[Materials provided]
<<<<

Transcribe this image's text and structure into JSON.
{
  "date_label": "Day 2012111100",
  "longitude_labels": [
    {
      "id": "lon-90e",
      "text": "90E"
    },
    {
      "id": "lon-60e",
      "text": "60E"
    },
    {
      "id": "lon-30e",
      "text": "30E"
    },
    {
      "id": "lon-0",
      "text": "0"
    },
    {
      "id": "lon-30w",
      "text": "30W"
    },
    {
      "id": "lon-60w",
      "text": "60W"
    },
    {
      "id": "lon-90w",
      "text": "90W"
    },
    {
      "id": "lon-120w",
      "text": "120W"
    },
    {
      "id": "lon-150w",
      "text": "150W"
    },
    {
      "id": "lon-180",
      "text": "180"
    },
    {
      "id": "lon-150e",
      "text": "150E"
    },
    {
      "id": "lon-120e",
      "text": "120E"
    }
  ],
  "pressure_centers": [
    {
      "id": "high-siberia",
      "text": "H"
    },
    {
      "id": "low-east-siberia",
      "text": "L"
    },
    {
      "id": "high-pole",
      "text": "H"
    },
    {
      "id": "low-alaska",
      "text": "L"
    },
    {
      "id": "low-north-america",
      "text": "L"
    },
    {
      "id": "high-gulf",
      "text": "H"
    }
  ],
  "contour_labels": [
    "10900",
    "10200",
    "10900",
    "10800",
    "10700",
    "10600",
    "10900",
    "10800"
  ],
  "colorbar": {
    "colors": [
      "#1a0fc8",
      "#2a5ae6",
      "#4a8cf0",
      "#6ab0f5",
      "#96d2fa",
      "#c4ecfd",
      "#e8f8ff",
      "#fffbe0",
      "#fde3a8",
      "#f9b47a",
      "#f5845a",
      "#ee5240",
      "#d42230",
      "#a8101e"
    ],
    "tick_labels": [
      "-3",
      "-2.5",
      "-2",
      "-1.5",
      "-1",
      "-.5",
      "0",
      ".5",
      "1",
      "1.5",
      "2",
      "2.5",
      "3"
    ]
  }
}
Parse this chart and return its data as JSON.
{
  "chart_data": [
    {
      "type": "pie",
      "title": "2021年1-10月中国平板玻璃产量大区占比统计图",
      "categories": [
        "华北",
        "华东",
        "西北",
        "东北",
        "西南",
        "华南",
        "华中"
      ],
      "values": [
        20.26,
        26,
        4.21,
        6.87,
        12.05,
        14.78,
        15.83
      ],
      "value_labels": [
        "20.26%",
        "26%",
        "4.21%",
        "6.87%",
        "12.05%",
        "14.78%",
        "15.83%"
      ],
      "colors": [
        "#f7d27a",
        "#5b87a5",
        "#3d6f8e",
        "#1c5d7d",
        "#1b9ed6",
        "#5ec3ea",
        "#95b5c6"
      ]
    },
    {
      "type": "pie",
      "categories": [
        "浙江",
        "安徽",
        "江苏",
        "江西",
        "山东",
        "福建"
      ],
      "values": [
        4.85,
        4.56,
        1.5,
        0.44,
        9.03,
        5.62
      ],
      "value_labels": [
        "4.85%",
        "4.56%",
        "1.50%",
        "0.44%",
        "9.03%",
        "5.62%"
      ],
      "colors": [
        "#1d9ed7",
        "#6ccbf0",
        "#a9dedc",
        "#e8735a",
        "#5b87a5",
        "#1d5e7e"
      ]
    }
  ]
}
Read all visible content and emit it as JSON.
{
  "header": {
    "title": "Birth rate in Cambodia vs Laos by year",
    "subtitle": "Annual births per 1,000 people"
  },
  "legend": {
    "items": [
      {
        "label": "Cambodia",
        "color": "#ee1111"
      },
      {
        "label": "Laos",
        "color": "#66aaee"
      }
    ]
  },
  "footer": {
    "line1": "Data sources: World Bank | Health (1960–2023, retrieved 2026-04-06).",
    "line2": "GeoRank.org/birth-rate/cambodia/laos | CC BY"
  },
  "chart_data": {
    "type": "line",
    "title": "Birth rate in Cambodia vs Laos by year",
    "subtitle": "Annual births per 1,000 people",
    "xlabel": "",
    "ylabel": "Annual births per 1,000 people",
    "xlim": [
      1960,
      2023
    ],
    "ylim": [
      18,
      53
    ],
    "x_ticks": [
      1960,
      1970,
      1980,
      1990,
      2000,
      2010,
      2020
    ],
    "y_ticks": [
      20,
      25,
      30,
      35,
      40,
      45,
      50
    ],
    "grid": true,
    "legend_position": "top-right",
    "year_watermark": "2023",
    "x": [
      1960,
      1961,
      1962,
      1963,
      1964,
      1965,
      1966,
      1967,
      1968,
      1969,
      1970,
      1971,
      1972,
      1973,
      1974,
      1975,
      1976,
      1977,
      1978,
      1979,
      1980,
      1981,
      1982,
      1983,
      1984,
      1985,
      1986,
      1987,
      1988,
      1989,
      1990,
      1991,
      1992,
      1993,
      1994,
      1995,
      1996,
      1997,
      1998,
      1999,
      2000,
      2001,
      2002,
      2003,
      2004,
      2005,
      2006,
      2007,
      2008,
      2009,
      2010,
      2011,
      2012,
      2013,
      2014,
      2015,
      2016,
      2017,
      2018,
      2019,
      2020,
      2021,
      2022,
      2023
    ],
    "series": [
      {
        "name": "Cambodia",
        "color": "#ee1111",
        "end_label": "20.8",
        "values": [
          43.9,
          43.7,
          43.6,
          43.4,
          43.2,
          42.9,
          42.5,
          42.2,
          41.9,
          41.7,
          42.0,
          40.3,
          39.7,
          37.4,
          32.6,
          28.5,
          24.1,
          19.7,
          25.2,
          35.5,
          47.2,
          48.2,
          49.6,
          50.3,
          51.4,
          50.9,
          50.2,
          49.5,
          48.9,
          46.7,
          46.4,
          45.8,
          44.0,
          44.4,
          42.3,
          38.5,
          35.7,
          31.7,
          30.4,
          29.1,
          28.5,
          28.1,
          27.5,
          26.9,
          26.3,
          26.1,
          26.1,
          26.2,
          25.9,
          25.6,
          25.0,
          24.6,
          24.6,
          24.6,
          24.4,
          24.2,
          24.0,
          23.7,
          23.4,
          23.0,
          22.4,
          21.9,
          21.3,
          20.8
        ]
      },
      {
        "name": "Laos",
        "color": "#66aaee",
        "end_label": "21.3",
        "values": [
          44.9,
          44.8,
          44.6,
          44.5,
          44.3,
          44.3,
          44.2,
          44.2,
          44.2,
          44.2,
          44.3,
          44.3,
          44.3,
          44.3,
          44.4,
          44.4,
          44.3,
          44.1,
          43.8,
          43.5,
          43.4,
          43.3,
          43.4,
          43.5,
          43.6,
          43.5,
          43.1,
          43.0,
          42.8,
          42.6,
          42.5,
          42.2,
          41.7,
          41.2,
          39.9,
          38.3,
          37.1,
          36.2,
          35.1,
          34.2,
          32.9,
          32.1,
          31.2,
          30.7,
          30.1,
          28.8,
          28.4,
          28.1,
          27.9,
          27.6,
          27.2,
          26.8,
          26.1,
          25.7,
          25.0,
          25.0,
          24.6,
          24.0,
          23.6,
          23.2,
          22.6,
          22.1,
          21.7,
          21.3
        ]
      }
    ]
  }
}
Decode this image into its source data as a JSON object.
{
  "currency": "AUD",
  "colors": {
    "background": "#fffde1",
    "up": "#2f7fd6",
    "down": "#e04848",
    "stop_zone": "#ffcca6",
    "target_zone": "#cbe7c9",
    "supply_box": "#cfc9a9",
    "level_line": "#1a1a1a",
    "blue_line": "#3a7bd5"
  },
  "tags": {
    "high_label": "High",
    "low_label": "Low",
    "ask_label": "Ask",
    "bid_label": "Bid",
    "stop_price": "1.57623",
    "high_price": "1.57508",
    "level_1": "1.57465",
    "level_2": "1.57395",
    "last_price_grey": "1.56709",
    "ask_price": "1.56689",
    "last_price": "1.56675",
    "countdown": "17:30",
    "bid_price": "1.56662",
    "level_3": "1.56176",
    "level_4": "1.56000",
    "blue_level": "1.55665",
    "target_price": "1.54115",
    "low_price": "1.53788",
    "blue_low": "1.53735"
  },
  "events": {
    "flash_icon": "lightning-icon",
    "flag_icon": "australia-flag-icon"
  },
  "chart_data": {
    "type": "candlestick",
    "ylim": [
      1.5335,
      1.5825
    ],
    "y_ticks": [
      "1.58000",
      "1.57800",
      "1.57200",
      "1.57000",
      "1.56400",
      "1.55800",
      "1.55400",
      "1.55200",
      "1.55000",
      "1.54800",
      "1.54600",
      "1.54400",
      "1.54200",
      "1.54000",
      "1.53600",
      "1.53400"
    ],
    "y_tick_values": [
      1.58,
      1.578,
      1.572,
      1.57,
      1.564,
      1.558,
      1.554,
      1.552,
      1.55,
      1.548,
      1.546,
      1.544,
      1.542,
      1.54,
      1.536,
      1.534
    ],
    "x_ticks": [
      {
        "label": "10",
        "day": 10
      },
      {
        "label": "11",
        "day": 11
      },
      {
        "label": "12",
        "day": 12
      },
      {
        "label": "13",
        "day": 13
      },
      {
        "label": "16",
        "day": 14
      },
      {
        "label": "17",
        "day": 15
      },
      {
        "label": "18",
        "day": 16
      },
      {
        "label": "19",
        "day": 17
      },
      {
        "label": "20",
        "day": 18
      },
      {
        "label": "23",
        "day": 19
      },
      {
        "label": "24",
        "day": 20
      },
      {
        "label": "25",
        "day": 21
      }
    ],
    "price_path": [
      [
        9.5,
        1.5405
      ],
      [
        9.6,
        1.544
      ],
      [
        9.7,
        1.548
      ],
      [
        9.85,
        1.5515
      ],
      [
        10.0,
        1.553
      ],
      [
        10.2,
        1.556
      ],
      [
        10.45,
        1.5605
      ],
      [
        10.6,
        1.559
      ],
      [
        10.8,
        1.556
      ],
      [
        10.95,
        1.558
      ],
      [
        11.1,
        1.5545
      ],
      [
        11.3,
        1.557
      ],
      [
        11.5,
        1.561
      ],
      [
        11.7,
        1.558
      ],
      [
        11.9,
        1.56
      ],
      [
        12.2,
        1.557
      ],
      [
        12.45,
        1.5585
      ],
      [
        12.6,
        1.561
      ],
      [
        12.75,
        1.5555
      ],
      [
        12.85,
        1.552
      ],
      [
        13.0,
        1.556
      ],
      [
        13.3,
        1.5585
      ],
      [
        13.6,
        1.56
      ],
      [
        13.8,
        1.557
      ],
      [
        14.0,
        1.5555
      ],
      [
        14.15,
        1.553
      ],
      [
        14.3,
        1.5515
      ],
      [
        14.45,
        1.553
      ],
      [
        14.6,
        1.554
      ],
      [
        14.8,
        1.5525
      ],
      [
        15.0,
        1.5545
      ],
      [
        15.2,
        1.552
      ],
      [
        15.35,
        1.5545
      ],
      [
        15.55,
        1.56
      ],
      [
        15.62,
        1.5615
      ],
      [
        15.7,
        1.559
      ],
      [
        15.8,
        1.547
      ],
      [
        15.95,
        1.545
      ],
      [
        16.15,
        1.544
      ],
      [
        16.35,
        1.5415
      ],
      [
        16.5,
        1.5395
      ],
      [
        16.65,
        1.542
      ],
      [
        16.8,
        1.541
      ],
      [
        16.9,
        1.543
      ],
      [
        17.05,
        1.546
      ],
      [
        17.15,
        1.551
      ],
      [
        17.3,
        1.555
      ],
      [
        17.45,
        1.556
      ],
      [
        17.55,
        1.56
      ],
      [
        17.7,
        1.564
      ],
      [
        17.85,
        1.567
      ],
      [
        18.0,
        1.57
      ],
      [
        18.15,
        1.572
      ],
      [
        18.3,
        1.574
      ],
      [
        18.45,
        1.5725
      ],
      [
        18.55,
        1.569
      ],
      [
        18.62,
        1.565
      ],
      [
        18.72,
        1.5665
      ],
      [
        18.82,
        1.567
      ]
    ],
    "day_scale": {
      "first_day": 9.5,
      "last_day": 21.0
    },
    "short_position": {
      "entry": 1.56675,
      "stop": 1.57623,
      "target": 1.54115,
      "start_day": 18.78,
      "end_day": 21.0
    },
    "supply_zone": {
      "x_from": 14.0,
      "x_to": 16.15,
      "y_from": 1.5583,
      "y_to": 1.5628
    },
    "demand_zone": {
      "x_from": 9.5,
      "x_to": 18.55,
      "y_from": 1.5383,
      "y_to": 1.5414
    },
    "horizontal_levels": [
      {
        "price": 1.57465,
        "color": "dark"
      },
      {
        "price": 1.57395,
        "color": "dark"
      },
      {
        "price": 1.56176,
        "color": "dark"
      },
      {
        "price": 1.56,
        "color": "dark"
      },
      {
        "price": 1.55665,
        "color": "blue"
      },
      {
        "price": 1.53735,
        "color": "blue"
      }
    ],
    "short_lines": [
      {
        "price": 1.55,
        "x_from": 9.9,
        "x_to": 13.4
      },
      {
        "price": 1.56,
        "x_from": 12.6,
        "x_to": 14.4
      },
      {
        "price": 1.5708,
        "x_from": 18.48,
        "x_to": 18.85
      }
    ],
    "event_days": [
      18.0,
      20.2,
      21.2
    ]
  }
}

>>>>

[Task to complete]
Give every line of the material that includes the string "this".

[The output]
Transcribe this image's text and structure into JSON.
Parse this chart and return its data as JSON.
Decode this image into its source data as a JSON object.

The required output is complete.